**TASK INSTRUCTIONS**:
Reproduce all entries verbatim, with nothing added or dropped.

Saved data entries
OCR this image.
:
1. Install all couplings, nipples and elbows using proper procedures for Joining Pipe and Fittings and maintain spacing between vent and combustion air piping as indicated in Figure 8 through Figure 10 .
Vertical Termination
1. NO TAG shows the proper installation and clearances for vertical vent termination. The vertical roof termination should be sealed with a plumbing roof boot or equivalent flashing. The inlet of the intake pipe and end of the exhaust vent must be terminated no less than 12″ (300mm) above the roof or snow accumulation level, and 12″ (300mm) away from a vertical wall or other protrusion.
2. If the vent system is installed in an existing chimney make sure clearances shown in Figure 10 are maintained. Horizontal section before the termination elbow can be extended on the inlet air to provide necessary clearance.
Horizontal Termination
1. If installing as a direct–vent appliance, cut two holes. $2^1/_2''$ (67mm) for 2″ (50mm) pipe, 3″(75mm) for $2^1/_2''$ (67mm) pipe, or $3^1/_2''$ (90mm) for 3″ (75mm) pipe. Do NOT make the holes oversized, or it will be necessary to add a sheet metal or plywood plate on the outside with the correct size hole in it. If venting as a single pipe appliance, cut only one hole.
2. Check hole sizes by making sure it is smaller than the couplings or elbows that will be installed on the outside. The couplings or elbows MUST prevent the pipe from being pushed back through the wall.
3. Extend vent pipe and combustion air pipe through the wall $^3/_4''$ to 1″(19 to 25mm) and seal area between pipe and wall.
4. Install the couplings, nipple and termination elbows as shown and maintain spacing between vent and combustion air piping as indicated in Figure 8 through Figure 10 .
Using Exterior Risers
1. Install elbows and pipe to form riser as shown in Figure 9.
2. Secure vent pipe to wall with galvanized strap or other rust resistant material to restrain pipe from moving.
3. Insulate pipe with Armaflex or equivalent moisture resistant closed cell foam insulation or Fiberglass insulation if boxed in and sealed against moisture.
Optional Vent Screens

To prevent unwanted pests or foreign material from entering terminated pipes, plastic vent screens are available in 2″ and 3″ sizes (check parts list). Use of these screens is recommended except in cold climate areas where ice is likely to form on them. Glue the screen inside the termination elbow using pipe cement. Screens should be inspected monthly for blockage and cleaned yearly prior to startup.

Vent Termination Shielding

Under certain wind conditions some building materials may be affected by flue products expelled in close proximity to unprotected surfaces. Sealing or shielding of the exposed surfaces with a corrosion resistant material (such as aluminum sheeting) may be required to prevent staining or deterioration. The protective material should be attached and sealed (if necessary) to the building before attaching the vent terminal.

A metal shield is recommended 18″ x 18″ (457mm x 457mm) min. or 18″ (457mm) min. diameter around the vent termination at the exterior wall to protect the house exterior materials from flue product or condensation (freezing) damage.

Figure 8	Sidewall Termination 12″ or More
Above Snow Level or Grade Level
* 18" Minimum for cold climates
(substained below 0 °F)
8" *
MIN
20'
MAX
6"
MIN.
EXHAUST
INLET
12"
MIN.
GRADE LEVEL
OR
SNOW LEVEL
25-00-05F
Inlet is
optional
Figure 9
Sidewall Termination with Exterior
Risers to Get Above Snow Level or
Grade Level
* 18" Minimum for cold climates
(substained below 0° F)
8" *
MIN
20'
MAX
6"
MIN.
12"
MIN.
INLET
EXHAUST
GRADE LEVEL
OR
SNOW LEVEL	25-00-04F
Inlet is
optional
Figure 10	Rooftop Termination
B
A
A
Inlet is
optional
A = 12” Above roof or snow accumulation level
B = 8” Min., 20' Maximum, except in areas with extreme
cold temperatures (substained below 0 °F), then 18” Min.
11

**EXERCISE SOLUTION**:
OCR this image.
:
1. Install all couplings, nipples and elbows using proper procedures for Joining Pipe and Fittings and maintain spacing between vent and combustion air piping as indicated in Figure 8 through Figure 10 .
Vertical Termination
1. NO TAG shows the proper installation and clearances for vertical vent termination. The vertical roof termination should be sealed with a plumbing roof boot or equivalent flashing. The inlet of the intake pipe and end of the exhaust vent must be terminated no less than 12″ (300mm) above the roof or snow accumulation level, and 12″ (300mm) away from a vertical wall or other protrusion.
2. If the vent system is installed in an existing chimney make sure clearances shown in Figure 10 are maintained. Horizontal section before the termination elbow can be extended on the inlet air to provide necessary clearance.
Horizontal Termination
1. If installing as a direct–vent appliance, cut two holes. $2^1/_2''$ (67mm) for 2″ (50mm) pipe, 3″(75mm) for $2^1/_2''$ (67mm) pipe, or $3^1/_2''$ (90mm) for 3″ (75mm) pipe. Do NOT make the holes oversized, or it will be necessary to add a sheet metal or plywood plate on the outside with the correct size hole in it. If venting as a single pipe appliance, cut only one hole.
2. Check hole sizes by making sure it is smaller than the couplings or elbows that will be installed on the outside. The couplings or elbows MUST prevent the pipe from being pushed back through the wall.
3. Extend vent pipe and combustion air pipe through the wall $^3/_4''$ to 1″(19 to 25mm) and seal area between pipe and wall.
4. Install the couplings, nipple and termination elbows as shown and maintain spacing between vent and combustion air piping as indicated in Figure 8 through Figure 10 .
Using Exterior Risers
1. Install elbows and pipe to form riser as shown in Figure 9.
2. Secure vent pipe to wall with galvanized strap or other rust resistant material to restrain pipe from moving.
3. Insulate pipe with Armaflex or equivalent moisture resistant closed cell foam insulation or Fiberglass insulation if boxed in and sealed against moisture.
Optional Vent Screens

To prevent unwanted pests or foreign material from entering terminated pipes, plastic vent screens are available in 2″ and 3″ sizes (check parts list). Use of these screens is recommended except in cold climate areas where ice is likely to form on them. Glue the screen inside the termination elbow using pipe cement. Screens should be inspected monthly for blockage and cleaned yearly prior to startup.

Vent Termination Shielding

Under certain wind conditions some building materials may be affected by flue products expelled in close proximity to unprotected surfaces. Sealing or shielding of the exposed surfaces with a corrosion resistant material (such as aluminum sheeting) may be required to prevent staining or deterioration. The protective material should be attached and sealed (if necessary) to the building before attaching the vent terminal.

A metal shield is recommended 18″ x 18″ (457mm x 457mm) min. or 18″ (457mm) min. diameter around the vent termination at the exterior wall to protect the house exterior materials from flue product or condensation (freezing) damage.

Figure 8	Sidewall Termination 12″ or More
Above Snow Level or Grade Level
* 18" Minimum for cold climates
(substained below 0 °F)
8" *
MIN
20'
MAX
6"
MIN.
EXHAUST
INLET
12"
MIN.
GRADE LEVEL
OR
SNOW LEVEL
25-00-05F
Inlet is
optional
Figure 9
Sidewall Termination with Exterior
Risers to Get Above Snow Level or
Grade Level
* 18" Minimum for cold climates
(substained below 0° F)
8" *
MIN
20'
MAX
6"
MIN.
12"
MIN.
INLET
EXHAUST
GRADE LEVEL
OR
SNOW LEVEL	25-00-04F
Inlet is
optional
Figure 10	Rooftop Termination
B
A
A
Inlet is
optional
A = 12” Above roof or snow accumulation level
B = 8” Min., 20' Maximum, except in areas with extreme
cold temperatures (substained below 0 °F), then 18” Min.
11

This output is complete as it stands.